__What this task involves__. Find the lines of the data below that include "Homepage". Report their number only.

Stored entries:
###
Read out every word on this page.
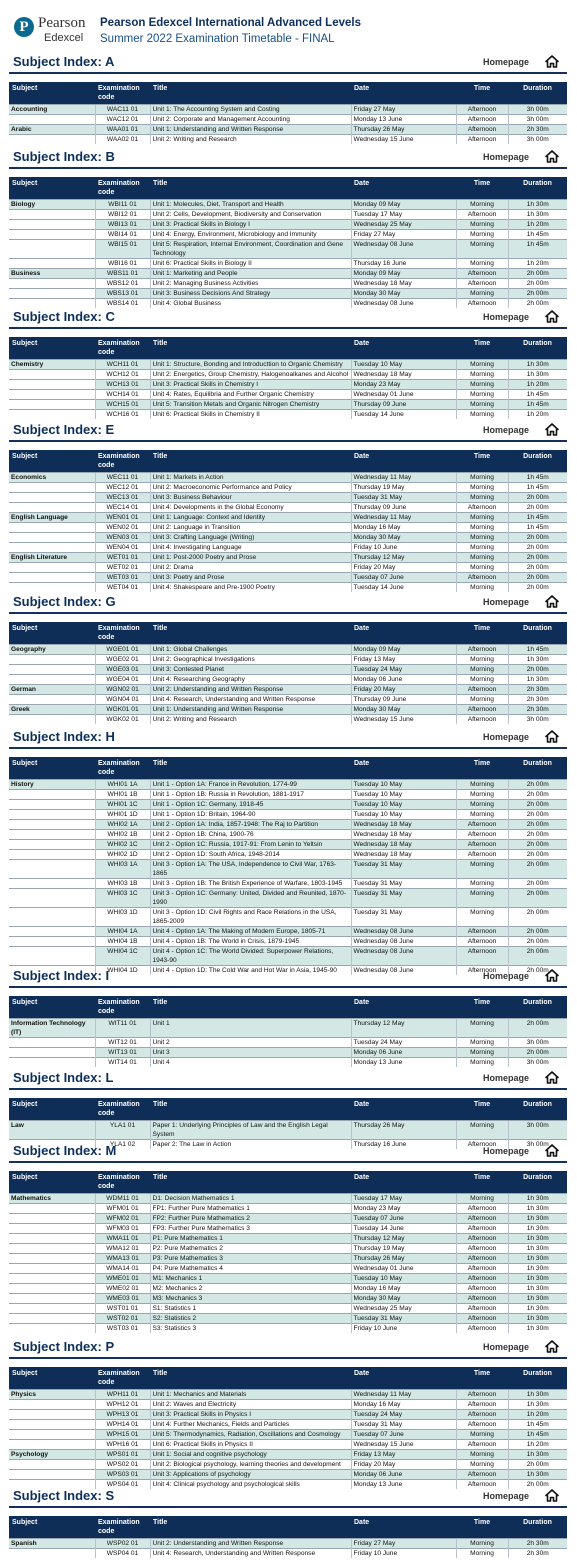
P Pearson
Edexcel
Pearson Edexcel International Advanced Levels
Summer 2022 Examination Timetable - FINAL
Subject Index: A	Homepage
Subject	Examination code	Title	Date	Time	Duration
Accounting	WAC11 01	Unit 1: The Accounting System and Costing	Friday 27 May	Afternoon	3h 00m
	WAC12 01	Unit 2: Corporate and Management Accounting	Monday 13 June	Afternoon	3h 00m
Arabic	WAA01 01	Unit 1: Understanding and Written Response	Thursday 26 May	Afternoon	2h 30m
	WAA02 01	Unit 2: Writing and Research	Wednesday 15 June	Afternoon	3h 00m
Subject Index: B	Homepage
Subject	Examination code	Title	Date	Time	Duration
Biology	WBI11 01	Unit 1: Molecules, Diet, Transport and Health	Monday 09 May	Morning	1h 30m
	WBI12 01	Unit 2: Cells, Development, Biodiversity and Conservation	Tuesday 17 May	Afternoon	1h 30m
	WBI13 01	Unit 3: Practical Skills in Biology I	Wednesday 25 May	Morning	1h 20m
	WBI14 01	Unit 4: Energy, Environment, Microbiology and Immunity	Friday 27 May	Morning	1h 45m
	WBI15 01	Unit 5: Respiration, Internal Environment, Coordination and Gene Technology	Wednesday 08 June	Morning	1h 45m
	WBI16 01	Unit 6: Practical Skills in Biology II	Thursday 16 June	Morning	1h 20m
Business	WBS11 01	Unit 1: Marketing and People	Monday 09 May	Afternoon	2h 00m
	WBS12 01	Unit 2: Managing Business Activities	Wednesday 18 May	Afternoon	2h 00m
	WBS13 01	Unit 3: Business Decisions And Strategy	Monday 30 May	Morning	2h 00m
	WBS14 01	Unit 4: Global Business	Wednesday 08 June	Afternoon	2h 00m
Subject Index: C	Homepage
Subject	Examination code	Title	Date	Time	Duration
Chemistry	WCH11 01	Unit 1: Structure, Bonding and Introducttion to Organic Chemistry	Tuesday 10 May	Morning	1h 30m
	WCH12 01	Unit 2: Energetics, Group Chemistry, Halogenoalkanes and Alcohol	Wednesday 18 May	Morning	1h 30m
	WCH13 01	Unit 3: Practical Skills in Chemistry I	Monday 23 May	Morning	1h 20m
	WCH14 01	Unit 4: Rates, Equilibria and Further Organic Chemistry	Wednesday 01 June	Morning	1h 45m
	WCH15 01	Unit 5: Transition Metals and Organic Nitrogen Chemistry	Thursday 09 June	Morning	1h 45m
	WCH16 01	Unit 6: Practical Skills in Chemistry II	Tuesday 14 June	Morning	1h 20m
Subject Index: E	Homepage
Subject	Examination code	Title	Date	Time	Duration
Economics	WEC11 01	Unit 1: Markets in Action	Wednesday 11 May	Morning	1h 45m
	WEC12 01	Unit 2: Macroeconomic Performance and Policy	Thursday 19 May	Morning	1h 45m
	WEC13 01	Unit 3: Business Behaviour	Tuesday 31 May	Morning	2h 00m
	WEC14 01	Unit 4: Developments in the Global Economy	Thursday 09 June	Afternoon	2h 00m
English Language	WEN01 01	Unit 1: Language: Context and Identity	Wednesday 11 May	Morning	1h 45m
	WEN02 01	Unit 2: Language in Transition	Monday 16 May	Morning	1h 45m
	WEN03 01	Unit 3: Crafting Language (Writing)	Monday 30 May	Morning	2h 00m
	WEN04 01	Unit 4: Investigating Language	Friday 10 June	Morning	2h 00m
English Literature	WET01 01	Unit 1: Post-2000 Poetry and Prose	Thursday 12 May	Morning	2h 00m
	WET02 01	Unit 2: Drama	Friday 20 May	Morning	2h 00m
	WET03 01	Unit 3: Poetry and Prose	Tuesday 07 June	Afternoon	2h 00m
	WET04 01	Unit 4: Shakespeare and Pre-1900 Poetry	Tuesday 14 June	Morning	2h 00m
Subject Index: G	Homepage
Subject	Examination code	Title	Date	Time	Duration
Geography	WGE01 01	Unit 1: Global Challenges	Monday 09 May	Afternoon	1h 45m
	WGE02 01	Unit 2: Geographical Investigations	Friday 13 May	Morning	1h 30m
	WGE03 01	Unit 3: Contested Planet	Tuesday 24 May	Morning	2h 00m
	WGE04 01	Unit 4: Researching Geography	Monday 06 June	Morning	1h 30m
German	WGN02 01	Unit 2: Understanding and Written Response	Friday 20 May	Afternoon	2h 30m
	WGN04 01	Unit 4: Research, Understanding and Written Response	Thursday 09 June	Morning	2h 30m
Greek	WGK01 01	Unit 1: Understanding and Written Response	Monday 30 May	Afternoon	2h 30m
	WGK02 01	Unit 2: Writing and Research	Wednesday 15 June	Afternoon	3h 00m
Subject Index: H	Homepage
Subject	Examination code	Title	Date	Time	Duration
History	WHI01 1A	Unit 1 - Option 1A: France in Revolution, 1774-99	Tuesday 10 May	Morning	2h 00m
	WHI01 1B	Unit 1 - Option 1B: Russia in Revolution, 1881-1917	Tuesday 10 May	Morning	2h 00m
	WHI01 1C	Unit 1 - Option 1C: Germany, 1918-45	Tuesday 10 May	Morning	2h 00m
	WHI01 1D	Unit 1 - Option 1D: Britain, 1964-90	Tuesday 10 May	Morning	2h 00m
	WHI02 1A	Unit 2 - Option 1A: India, 1857-1948: The Raj to Partition	Wednesday 18 May	Afternoon	2h 00m
	WHI02 1B	Unit 2 - Option 1B: China, 1900-76	Wednesday 18 May	Afternoon	2h 00m
	WHI02 1C	Unit 2 - Option 1C: Russia, 1917-91: From Lenin to Yeltsin	Wednesday 18 May	Afternoon	2h 00m
	WHI02 1D	Unit 2 - Option 1D: South Africa, 1948-2014	Wednesday 18 May	Afternoon	2h 00m
	WHI03 1A	Unit 3 - Option 1A: The USA, Independence to Civil War, 1763-1865	Tuesday 31 May	Morning	2h 00m
	WHI03 1B	Unit 3 - Option 1B: The British Experience of Warfare, 1803-1945	Tuesday 31 May	Morning	2h 00m
	WHI03 1C	Unit 3 - Option 1C: Germany: United, Divided and Reunited, 1870-1990	Tuesday 31 May	Morning	2h 00m
	WHI03 1D	Unit 3 - Option 1D: Civil Rights and Race Relations in the USA, 1865-2009	Tuesday 31 May	Morning	2h 00m
	WHI04 1A	Unit 4 - Option 1A: The Making of Modern Europe, 1805-71	Wednesday 08 June	Afternoon	2h 00m
	WHI04 1B	Unit 4 - Option 1B: The World in Crisis, 1879-1945	Wednesday 08 June	Afternoon	2h 00m
	WHI04 1C	Unit 4 - Option 1C: The World Divided: Superpower Relations, 1943-90	Wednesday 08 June	Afternoon	2h 00m
	WHI04 1D	Unit 4 - Option 1D: The Cold War and Hot War in Asia, 1945-90	Wednesday 08 June	Afternoon	2h 00m
Subject Index: I	Homepage
Subject	Examination code	Title	Date	Time	Duration
Information Technology (IT)	WIT11 01	Unit 1	Thursday 12 May	Morning	2h 00m
	WIT12 01	Unit 2	Tuesday 24 May	Morning	3h 00m
	WIT13 01	Unit 3	Monday 06 June	Morning	2h 00m
	WIT14 01	Unit 4	Monday 13 June	Morning	3h 00m
Subject Index: L	Homepage
Subject	Examination code	Title	Date	Time	Duration
Law	YLA1 01	Paper 1: Underlying Principles of Law and the English Legal System	Thursday 26 May	Morning	3h 00m
	YLA1 02	Paper 2: The Law in Action	Thursday 16 June	Afternoon	3h 00m
Subject Index: M	Homepage
Subject	Examination code	Title	Date	Time	Duration
Mathematics	WDM11 01	D1: Decision Mathematics 1	Tuesday 17 May	Morning	1h 30m
	WFM01 01	FP1: Further Pure Mathematics 1	Monday 23 May	Afternoon	1h 30m
	WFM02 01	FP2: Further Pure Mathematics 2	Tuesday 07 June	Afternoon	1h 30m
	WFM03 01	FP3: Further Pure Mathematics 3	Tuesday 14 June	Afternoon	1h 30m
	WMA11 01	P1: Pure Mathematics 1	Thursday 12 May	Afternoon	1h 30m
	WMA12 01	P2: Pure Mathematics 2	Thursday 19 May	Afternoon	1h 30m
	WMA13 01	P3: Pure Mathematics 3	Thursday 26 May	Afternoon	1h 30m
	WMA14 01	P4: Pure Mathematics 4	Wednesday 01 June	Afternoon	1h 30m
	WME01 01	M1: Mechanics 1	Tuesday 10 May	Afternoon	1h 30m
	WME02 01	M2: Mechanics 2	Monday 16 May	Afternoon	1h 30m
	WME03 01	M3: Mechanics 3	Monday 30 May	Afternoon	1h 30m
	WST01 01	S1: Statistics 1	Wednesday 25 May	Afternoon	1h 30m
	WST02 01	S2: Statistics 2	Tuesday 31 May	Afternoon	1h 30m
	WST03 01	S3: Statistics 3	Friday 10 June	Afternoon	1h 30m
Subject Index: P	Homepage
Subject	Examination code	Title	Date	Time	Duration
Physics	WPH11 01	Unit 1: Mechanics and Materials	Wednesday 11 May	Afternoon	1h 30m
	WPH12 01	Unit 2: Waves and Electricity	Monday 16 May	Afternoon	1h 30m
	WPH13 01	Unit 3: Practical Skills in Physics I	Tuesday 24 May	Afternoon	1h 20m
	WPH14 01	Unit 4: Further Mechanics, Fields and Particles	Tuesday 31 May	Afternoon	1h 45m
	WPH15 01	Unit 5: Thermodynamics, Radiation, Oscillations and Cosmology	Tuesday 07 June	Morning	1h 45m
	WPH16 01	Unit 6: Practical Skills in Physics II	Wednesday 15 June	Afternoon	1h 20m
Psychology	WPS01 01	Unit 1: Social and cognitive psychology	Friday 13 May	Morning	1h 30m
	WPS02 01	Unit 2: Biological psychology, learning theories and development	Friday 20 May	Morning	2h 00m
	WPS03 01	Unit 3: Applications of psychology	Monday 06 June	Afternoon	1h 30m
	WPS04 01	Unit 4: Clinical psychology and psychological skills	Monday 13 June	Afternoon	2h 00m
Subject Index: S	Homepage
Subject	Examination code	Title	Date	Time	Duration
Spanish	WSP02 01	Unit 2: Understanding and Written Response	Friday 27 May	Morning	2h 30m
	WSP04 01	Unit 4: Research, Understanding and Written Response	Friday 10 June	Morning	2h 30m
###
__Completed exercise__. 11